**AIM**: Filter for the word "this" and keep each matching line.

BEGIN PROVIDED MATERIAL

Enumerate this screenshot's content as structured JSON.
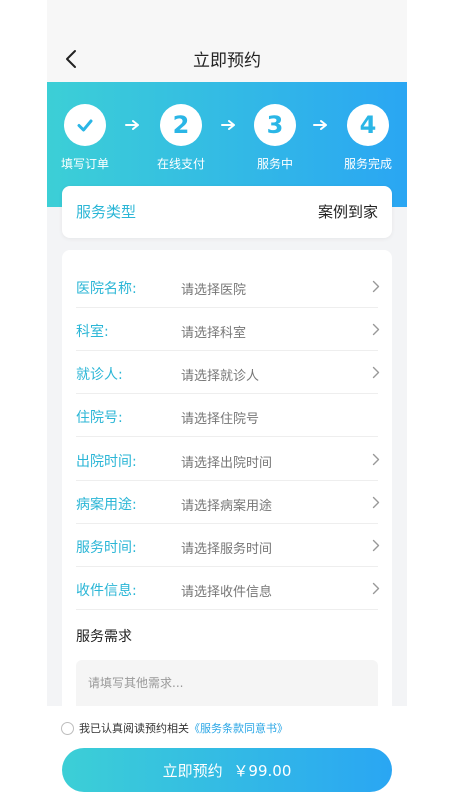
{
  "nav": {
    "title": "立即预约",
    "back_icon": "chevron-left-icon"
  },
  "steps": [
    {
      "number": "✓",
      "label": "填写订单",
      "state": "done"
    },
    {
      "number": "2",
      "label": "在线支付",
      "state": "pending"
    },
    {
      "number": "3",
      "label": "服务中",
      "state": "pending"
    },
    {
      "number": "4",
      "label": "服务完成",
      "state": "pending"
    }
  ],
  "service_type": {
    "label": "服务类型",
    "value": "案例到家"
  },
  "form": {
    "rows": [
      {
        "label": "医院名称:",
        "value": "请选择医院",
        "has_chevron": true
      },
      {
        "label": "科室:",
        "value": "请选择科室",
        "has_chevron": true
      },
      {
        "label": "就诊人:",
        "value": "请选择就诊人",
        "has_chevron": true
      },
      {
        "label": "住院号:",
        "value": "请选择住院号",
        "has_chevron": false
      },
      {
        "label": "出院时间:",
        "value": "请选择出院时间",
        "has_chevron": true
      },
      {
        "label": "病案用途:",
        "value": "请选择病案用途",
        "has_chevron": true
      },
      {
        "label": "服务时间:",
        "value": "请选择服务时间",
        "has_chevron": true
      },
      {
        "label": "收件信息:",
        "value": "请选择收件信息",
        "has_chevron": true
      }
    ],
    "need_title": "服务需求",
    "need_placeholder": "请填写其他需求..."
  },
  "agreement": {
    "text": "我已认真阅读预约相关",
    "link": "《服务条款同意书》",
    "checked": false
  },
  "submit": {
    "label": "立即预约",
    "price": "￥99.00"
  },
  "colors": {
    "accent": "#2bb6d6",
    "gradient_start": "#3ccfd6",
    "gradient_end": "#2aa6f3",
    "link": "#2aa6e6"
  }
}
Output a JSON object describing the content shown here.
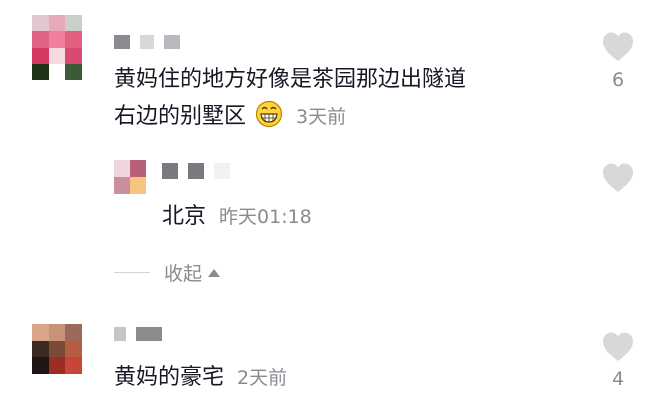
{
  "comments": [
    {
      "text_line1": "黄妈住的地方好像是茶园那边出隧道",
      "text_line2": "右边的别墅区",
      "time": "3天前",
      "likes": "6",
      "emoji": "grinning-face-emoji"
    },
    {
      "text": "北京",
      "time": "昨天01:18",
      "reply_level": 1
    },
    {
      "text": "黄妈的豪宅",
      "time": "2天前",
      "likes": "4"
    }
  ],
  "collapse": {
    "label": "收起",
    "icon": "triangle-up-icon"
  },
  "colors": {
    "text": "#161823",
    "meta": "#8a8b91",
    "heart": "#d8d8da",
    "divider": "#d5d5d8"
  },
  "icons": {
    "like": "heart-icon"
  }
}
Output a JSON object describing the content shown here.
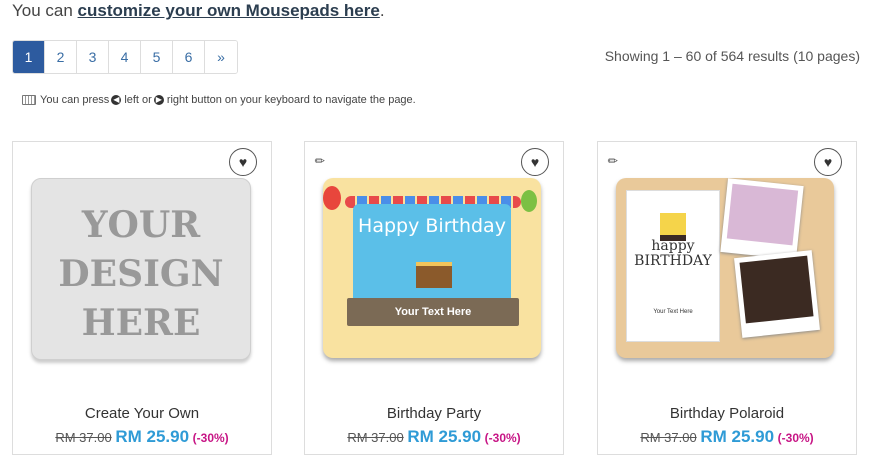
{
  "intro": {
    "prefix": "You can ",
    "link": "customize your own Mousepads here",
    "suffix": "."
  },
  "pagination": {
    "pages": [
      "1",
      "2",
      "3",
      "4",
      "5",
      "6",
      "»"
    ],
    "active": "1"
  },
  "showing": "Showing 1 – 60 of 564 results (10 pages)",
  "hint": {
    "a": "You can press ",
    "b": " left or ",
    "c": " right button on your keyboard to navigate the page."
  },
  "products": [
    {
      "name": "Create Your Own",
      "old_price": "RM 37.00",
      "new_price": "RM 25.90",
      "discount": "(-30%)",
      "image_text": "YOUR DESIGN HERE"
    },
    {
      "name": "Birthday Party",
      "old_price": "RM 37.00",
      "new_price": "RM 25.90",
      "discount": "(-30%)",
      "image_title": "Happy Birthday",
      "image_banner": "Your Text Here"
    },
    {
      "name": "Birthday Polaroid",
      "old_price": "RM 37.00",
      "new_price": "RM 25.90",
      "discount": "(-30%)",
      "image_title": "happy BIRTHDAY",
      "image_sub": "Your Text Here"
    }
  ],
  "colors": {
    "accent": "#2d5b9f",
    "price": "#2f9bd6",
    "discount": "#c71585"
  }
}
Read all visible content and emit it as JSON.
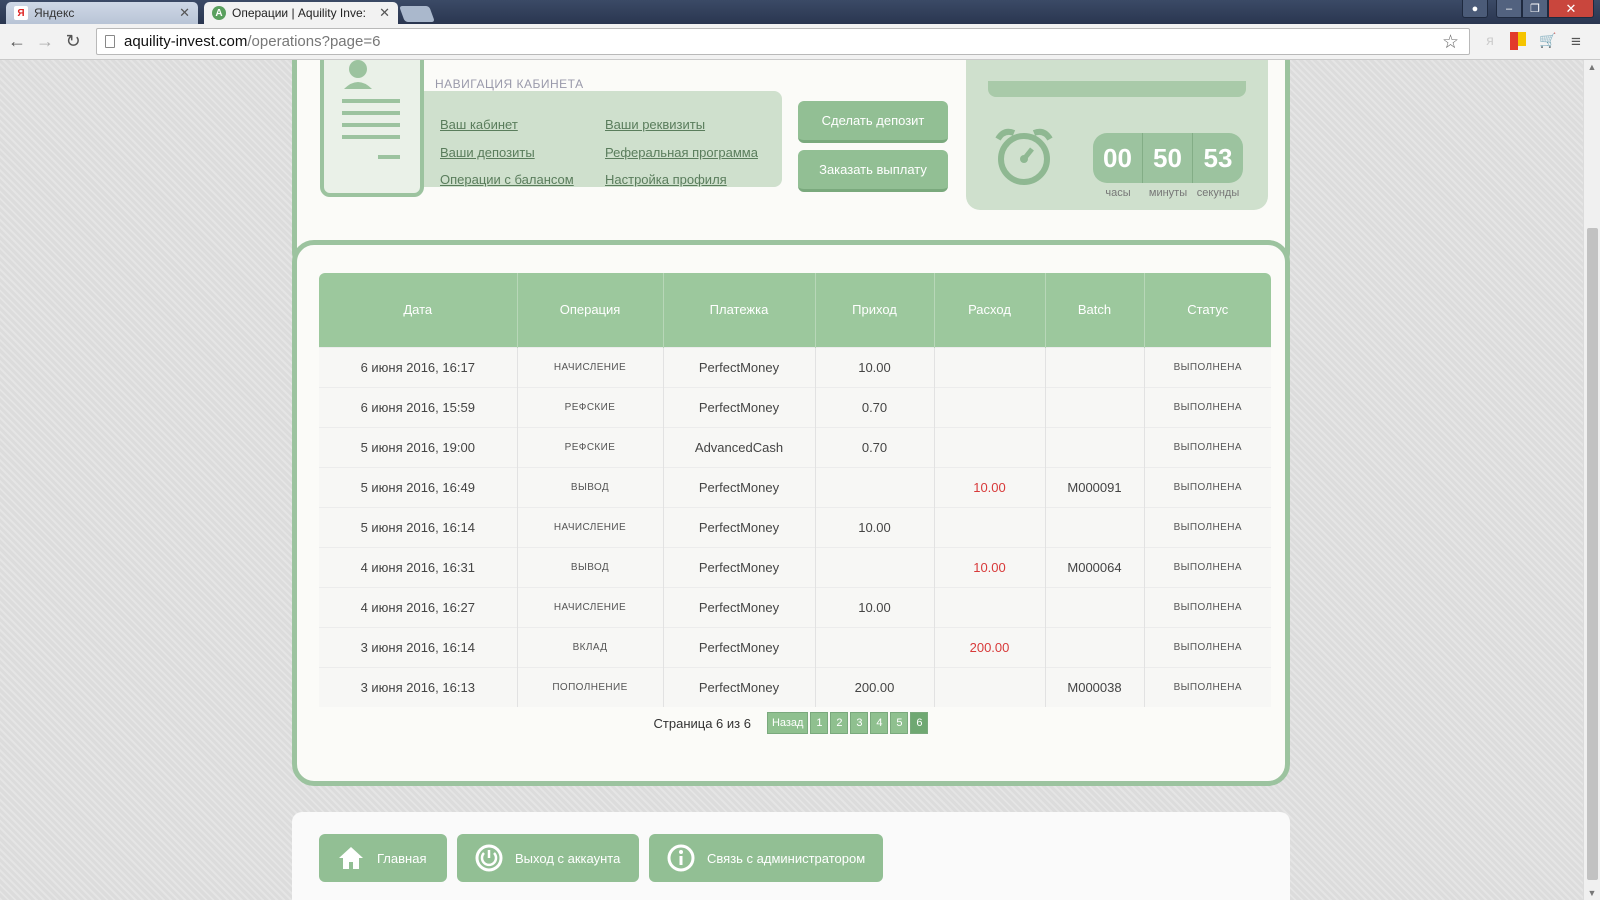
{
  "browser": {
    "tabs": [
      {
        "title": "Яндекс",
        "favicon": "Я",
        "active": false
      },
      {
        "title": "Операции | Aquility Inve:",
        "favicon": "A",
        "active": true
      }
    ],
    "url_host": "aquility-invest.com",
    "url_path": "/operations?page=6"
  },
  "cabinet": {
    "nav_title": "НАВИГАЦИЯ КАБИНЕТА",
    "links": {
      "cabinet": "Ваш кабинет",
      "deposits": "Ваши депозиты",
      "balance_ops": "Операции с балансом",
      "requisites": "Ваши реквизиты",
      "referral": "Реферальная программа",
      "profile": "Настройка профиля"
    },
    "make_deposit": "Сделать депозит",
    "order_payout": "Заказать выплату"
  },
  "timer": {
    "hours": "00",
    "minutes": "50",
    "seconds": "53",
    "hours_label": "часы",
    "minutes_label": "минуты",
    "seconds_label": "секунды"
  },
  "table": {
    "headers": [
      "Дата",
      "Операция",
      "Платежка",
      "Приход",
      "Расход",
      "Batch",
      "Статус"
    ],
    "rows": [
      {
        "date": "6 июня 2016, 16:17",
        "op": "начисление",
        "ps": "PerfectMoney",
        "in": "10.00",
        "out": "",
        "batch": "",
        "status": "выполнена"
      },
      {
        "date": "6 июня 2016, 15:59",
        "op": "рефские",
        "ps": "PerfectMoney",
        "in": "0.70",
        "out": "",
        "batch": "",
        "status": "выполнена"
      },
      {
        "date": "5 июня 2016, 19:00",
        "op": "рефские",
        "ps": "AdvancedCash",
        "in": "0.70",
        "out": "",
        "batch": "",
        "status": "выполнена"
      },
      {
        "date": "5 июня 2016, 16:49",
        "op": "вывод",
        "ps": "PerfectMoney",
        "in": "",
        "out": "10.00",
        "batch": "M000091",
        "status": "выполнена"
      },
      {
        "date": "5 июня 2016, 16:14",
        "op": "начисление",
        "ps": "PerfectMoney",
        "in": "10.00",
        "out": "",
        "batch": "",
        "status": "выполнена"
      },
      {
        "date": "4 июня 2016, 16:31",
        "op": "вывод",
        "ps": "PerfectMoney",
        "in": "",
        "out": "10.00",
        "batch": "M000064",
        "status": "выполнена"
      },
      {
        "date": "4 июня 2016, 16:27",
        "op": "начисление",
        "ps": "PerfectMoney",
        "in": "10.00",
        "out": "",
        "batch": "",
        "status": "выполнена"
      },
      {
        "date": "3 июня 2016, 16:14",
        "op": "вклад",
        "ps": "PerfectMoney",
        "in": "",
        "out": "200.00",
        "batch": "",
        "status": "выполнена"
      },
      {
        "date": "3 июня 2016, 16:13",
        "op": "пополнение",
        "ps": "PerfectMoney",
        "in": "200.00",
        "out": "",
        "batch": "M000038",
        "status": "выполнена"
      }
    ]
  },
  "pager": {
    "text": "Страница 6 из 6",
    "back": "Назад",
    "pages": [
      "1",
      "2",
      "3",
      "4",
      "5",
      "6"
    ],
    "current": "6"
  },
  "footer": {
    "home": "Главная",
    "logout": "Выход с аккаунта",
    "contact": "Связь с администратором"
  },
  "colors": {
    "accent": "#9cc39f",
    "negative": "#d83a3a"
  }
}
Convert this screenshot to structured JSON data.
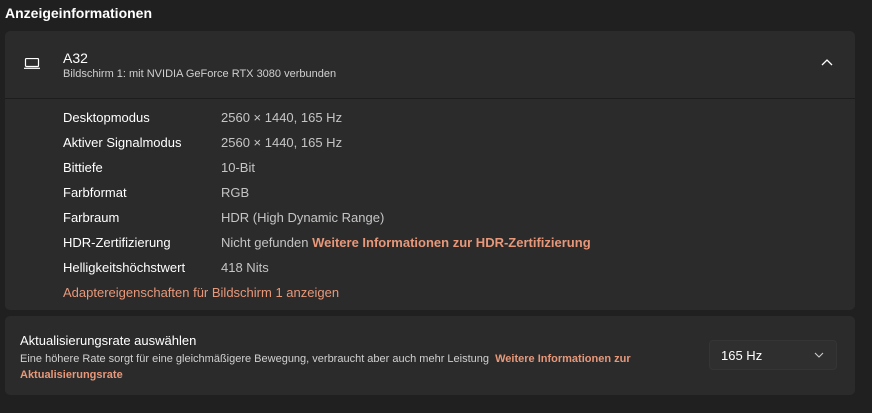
{
  "page": {
    "title": "Anzeigeinformationen"
  },
  "display": {
    "name": "A32",
    "subtitle": "Bildschirm 1: mit NVIDIA GeForce RTX 3080 verbunden",
    "icon": "laptop-icon",
    "collapse_icon": "chevron-up-icon",
    "rows": [
      {
        "label": "Desktopmodus",
        "value": "2560 × 1440, 165 Hz"
      },
      {
        "label": "Aktiver Signalmodus",
        "value": "2560 × 1440, 165 Hz"
      },
      {
        "label": "Bittiefe",
        "value": "10-Bit"
      },
      {
        "label": "Farbformat",
        "value": "RGB"
      },
      {
        "label": "Farbraum",
        "value": "HDR (High Dynamic Range)"
      },
      {
        "label": "HDR-Zertifizierung",
        "value": "Nicht gefunden",
        "link": "Weitere Informationen zur HDR-Zertifizierung"
      },
      {
        "label": "Helligkeitshöchstwert",
        "value": "418 Nits"
      }
    ],
    "adapter_link": "Adaptereigenschaften für Bildschirm 1 anzeigen"
  },
  "refresh": {
    "title": "Aktualisierungsrate auswählen",
    "description": "Eine höhere Rate sorgt für eine gleichmäßigere Bewegung, verbraucht aber auch mehr Leistung",
    "link": "Weitere Informationen zur Aktualisierungsrate",
    "selected": "165 Hz"
  },
  "colors": {
    "accent": "#e8987a",
    "background": "#202020",
    "card": "#2b2b2b"
  }
}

END PROVIDED MATERIAL

**OUTPUT OF THE TASK**:
Enumerate this screenshot's content as structured JSON.
Convert this screenshot to structured JSON data.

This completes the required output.